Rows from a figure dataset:
—————

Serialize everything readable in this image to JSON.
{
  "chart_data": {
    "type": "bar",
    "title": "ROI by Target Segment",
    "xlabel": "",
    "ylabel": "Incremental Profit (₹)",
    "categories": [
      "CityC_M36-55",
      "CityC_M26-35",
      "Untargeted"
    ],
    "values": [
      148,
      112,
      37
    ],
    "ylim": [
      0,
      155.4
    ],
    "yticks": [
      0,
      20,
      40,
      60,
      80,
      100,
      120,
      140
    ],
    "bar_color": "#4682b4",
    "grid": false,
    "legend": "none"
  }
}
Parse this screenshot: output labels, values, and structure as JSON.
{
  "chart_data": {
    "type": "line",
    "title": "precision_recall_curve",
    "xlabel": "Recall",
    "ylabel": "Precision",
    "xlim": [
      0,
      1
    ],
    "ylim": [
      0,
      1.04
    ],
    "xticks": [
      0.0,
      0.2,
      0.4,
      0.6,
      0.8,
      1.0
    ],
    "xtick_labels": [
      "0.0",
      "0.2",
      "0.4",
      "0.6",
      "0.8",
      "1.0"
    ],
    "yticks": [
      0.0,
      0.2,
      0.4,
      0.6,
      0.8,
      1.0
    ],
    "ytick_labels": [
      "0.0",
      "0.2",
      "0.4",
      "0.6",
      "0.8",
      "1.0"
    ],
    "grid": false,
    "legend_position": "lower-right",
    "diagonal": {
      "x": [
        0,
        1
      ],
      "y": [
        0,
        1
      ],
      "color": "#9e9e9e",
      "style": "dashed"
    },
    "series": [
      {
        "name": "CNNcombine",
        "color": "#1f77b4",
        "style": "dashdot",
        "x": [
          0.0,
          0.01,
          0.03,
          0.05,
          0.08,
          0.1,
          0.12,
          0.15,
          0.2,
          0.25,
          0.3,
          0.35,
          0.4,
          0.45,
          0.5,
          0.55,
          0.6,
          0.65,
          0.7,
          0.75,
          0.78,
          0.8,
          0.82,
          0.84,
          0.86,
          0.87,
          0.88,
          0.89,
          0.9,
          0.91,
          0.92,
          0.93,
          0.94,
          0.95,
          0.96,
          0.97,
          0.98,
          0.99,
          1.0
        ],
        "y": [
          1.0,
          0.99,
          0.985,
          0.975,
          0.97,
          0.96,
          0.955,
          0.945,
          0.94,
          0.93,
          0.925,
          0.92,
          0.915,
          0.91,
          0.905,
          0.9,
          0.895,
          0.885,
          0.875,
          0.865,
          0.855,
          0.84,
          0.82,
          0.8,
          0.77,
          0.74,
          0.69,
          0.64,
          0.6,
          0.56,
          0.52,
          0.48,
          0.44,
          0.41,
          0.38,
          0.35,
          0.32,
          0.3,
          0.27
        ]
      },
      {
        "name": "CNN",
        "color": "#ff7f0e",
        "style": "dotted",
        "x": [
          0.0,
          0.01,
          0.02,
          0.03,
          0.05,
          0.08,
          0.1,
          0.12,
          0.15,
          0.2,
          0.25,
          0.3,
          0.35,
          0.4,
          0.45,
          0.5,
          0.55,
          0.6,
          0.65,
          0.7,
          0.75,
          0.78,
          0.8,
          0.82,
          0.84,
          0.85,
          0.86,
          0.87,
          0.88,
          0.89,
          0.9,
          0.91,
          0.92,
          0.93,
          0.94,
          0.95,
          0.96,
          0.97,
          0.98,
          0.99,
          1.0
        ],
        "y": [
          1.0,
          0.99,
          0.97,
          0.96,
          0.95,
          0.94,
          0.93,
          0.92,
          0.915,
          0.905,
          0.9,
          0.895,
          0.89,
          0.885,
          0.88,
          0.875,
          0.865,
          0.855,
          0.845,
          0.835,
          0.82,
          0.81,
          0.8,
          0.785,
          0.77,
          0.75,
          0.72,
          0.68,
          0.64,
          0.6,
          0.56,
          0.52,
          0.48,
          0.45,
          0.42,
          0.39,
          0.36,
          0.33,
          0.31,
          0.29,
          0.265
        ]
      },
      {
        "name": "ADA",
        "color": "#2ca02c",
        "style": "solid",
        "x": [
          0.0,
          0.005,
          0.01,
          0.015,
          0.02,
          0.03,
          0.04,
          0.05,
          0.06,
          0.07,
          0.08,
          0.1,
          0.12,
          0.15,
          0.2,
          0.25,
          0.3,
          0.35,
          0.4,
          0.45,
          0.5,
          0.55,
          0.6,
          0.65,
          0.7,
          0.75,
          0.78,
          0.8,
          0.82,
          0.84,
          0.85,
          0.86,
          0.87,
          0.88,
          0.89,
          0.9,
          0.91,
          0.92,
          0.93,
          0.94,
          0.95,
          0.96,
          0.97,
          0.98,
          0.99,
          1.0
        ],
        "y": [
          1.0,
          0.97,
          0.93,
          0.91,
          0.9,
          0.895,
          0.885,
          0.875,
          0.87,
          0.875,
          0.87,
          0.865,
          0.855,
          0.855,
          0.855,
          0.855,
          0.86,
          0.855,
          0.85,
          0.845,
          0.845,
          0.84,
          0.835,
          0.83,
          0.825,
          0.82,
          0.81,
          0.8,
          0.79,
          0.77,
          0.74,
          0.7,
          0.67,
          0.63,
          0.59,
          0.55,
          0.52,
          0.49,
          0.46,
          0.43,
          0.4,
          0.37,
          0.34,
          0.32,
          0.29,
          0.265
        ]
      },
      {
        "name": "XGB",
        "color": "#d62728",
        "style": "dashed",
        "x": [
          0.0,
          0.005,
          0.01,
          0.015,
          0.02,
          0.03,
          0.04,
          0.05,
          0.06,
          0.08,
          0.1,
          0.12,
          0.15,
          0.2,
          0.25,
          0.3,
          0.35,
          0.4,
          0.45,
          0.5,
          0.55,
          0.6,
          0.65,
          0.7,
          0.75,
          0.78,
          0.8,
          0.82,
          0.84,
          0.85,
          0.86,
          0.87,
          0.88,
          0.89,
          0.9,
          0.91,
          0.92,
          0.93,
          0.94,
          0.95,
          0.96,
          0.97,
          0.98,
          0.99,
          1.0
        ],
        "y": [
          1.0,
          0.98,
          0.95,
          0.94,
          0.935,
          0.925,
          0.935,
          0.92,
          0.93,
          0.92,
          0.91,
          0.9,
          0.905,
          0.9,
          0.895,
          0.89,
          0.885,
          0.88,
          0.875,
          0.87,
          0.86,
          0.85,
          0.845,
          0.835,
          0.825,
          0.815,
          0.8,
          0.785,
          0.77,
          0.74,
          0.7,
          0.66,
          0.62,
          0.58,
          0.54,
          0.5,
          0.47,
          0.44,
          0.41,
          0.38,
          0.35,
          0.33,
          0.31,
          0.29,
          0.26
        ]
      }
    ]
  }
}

—————

## Problem statement
Tally up how many lines in the preceding listing contain the word "this". Give nothing but the number.

## Exercise output
2